— Start THE INPUT —
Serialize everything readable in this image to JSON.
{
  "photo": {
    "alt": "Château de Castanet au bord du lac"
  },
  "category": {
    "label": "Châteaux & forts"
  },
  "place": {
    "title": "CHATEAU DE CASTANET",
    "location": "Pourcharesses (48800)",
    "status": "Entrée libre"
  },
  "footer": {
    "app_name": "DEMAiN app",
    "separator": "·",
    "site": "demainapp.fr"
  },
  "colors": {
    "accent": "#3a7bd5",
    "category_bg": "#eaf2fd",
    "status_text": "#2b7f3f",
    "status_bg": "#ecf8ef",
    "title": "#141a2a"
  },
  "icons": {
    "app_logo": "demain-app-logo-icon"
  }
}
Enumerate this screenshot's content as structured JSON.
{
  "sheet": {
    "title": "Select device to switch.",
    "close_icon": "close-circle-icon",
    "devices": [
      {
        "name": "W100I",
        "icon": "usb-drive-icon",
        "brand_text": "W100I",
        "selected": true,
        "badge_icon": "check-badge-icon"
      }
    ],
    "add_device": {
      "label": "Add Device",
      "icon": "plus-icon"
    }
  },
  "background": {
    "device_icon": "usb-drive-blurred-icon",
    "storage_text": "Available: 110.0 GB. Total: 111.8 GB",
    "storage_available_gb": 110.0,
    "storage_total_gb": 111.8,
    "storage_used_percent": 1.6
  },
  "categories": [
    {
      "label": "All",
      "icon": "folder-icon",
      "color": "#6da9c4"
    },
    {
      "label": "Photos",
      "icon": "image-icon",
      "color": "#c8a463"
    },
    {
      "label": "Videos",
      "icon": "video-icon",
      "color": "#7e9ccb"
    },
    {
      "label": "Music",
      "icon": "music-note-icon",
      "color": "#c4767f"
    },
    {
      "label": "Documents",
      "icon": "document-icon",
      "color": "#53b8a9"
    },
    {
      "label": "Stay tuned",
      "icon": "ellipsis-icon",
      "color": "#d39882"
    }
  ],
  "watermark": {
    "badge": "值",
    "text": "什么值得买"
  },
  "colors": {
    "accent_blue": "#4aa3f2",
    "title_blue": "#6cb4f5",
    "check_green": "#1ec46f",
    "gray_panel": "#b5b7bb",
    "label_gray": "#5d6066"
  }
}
— End THE INPUT —
WHAT THE TASK ASKS
Reproduce every record, matching each line exactly.

PROBLEM SOLUTION
Serialize everything readable in this image to JSON.
{
  "photo": {
    "alt": "Château de Castanet au bord du lac"
  },
  "category": {
    "label": "Châteaux & forts"
  },
  "place": {
    "title": "CHATEAU DE CASTANET",
    "location": "Pourcharesses (48800)",
    "status": "Entrée libre"
  },
  "footer": {
    "app_name": "DEMAiN app",
    "separator": "·",
    "site": "demainapp.fr"
  },
  "colors": {
    "accent": "#3a7bd5",
    "category_bg": "#eaf2fd",
    "status_text": "#2b7f3f",
    "status_bg": "#ecf8ef",
    "title": "#141a2a"
  },
  "icons": {
    "app_logo": "demain-app-logo-icon"
  }
}
Enumerate this screenshot's content as structured JSON.
{
  "sheet": {
    "title": "Select device to switch.",
    "close_icon": "close-circle-icon",
    "devices": [
      {
        "name": "W100I",
        "icon": "usb-drive-icon",
        "brand_text": "W100I",
        "selected": true,
        "badge_icon": "check-badge-icon"
      }
    ],
    "add_device": {
      "label": "Add Device",
      "icon": "plus-icon"
    }
  },
  "background": {
    "device_icon": "usb-drive-blurred-icon",
    "storage_text": "Available: 110.0 GB. Total: 111.8 GB",
    "storage_available_gb": 110.0,
    "storage_total_gb": 111.8,
    "storage_used_percent": 1.6
  },
  "categories": [
    {
      "label": "All",
      "icon": "folder-icon",
      "color": "#6da9c4"
    },
    {
      "label": "Photos",
      "icon": "image-icon",
      "color": "#c8a463"
    },
    {
      "label": "Videos",
      "icon": "video-icon",
      "color": "#7e9ccb"
    },
    {
      "label": "Music",
      "icon": "music-note-icon",
      "color": "#c4767f"
    },
    {
      "label": "Documents",
      "icon": "document-icon",
      "color": "#53b8a9"
    },
    {
      "label": "Stay tuned",
      "icon": "ellipsis-icon",
      "color": "#d39882"
    }
  ],
  "watermark": {
    "badge": "值",
    "text": "什么值得买"
  },
  "colors": {
    "accent_blue": "#4aa3f2",
    "title_blue": "#6cb4f5",
    "check_green": "#1ec46f",
    "gray_panel": "#b5b7bb",
    "label_gray": "#5d6066"
  }
}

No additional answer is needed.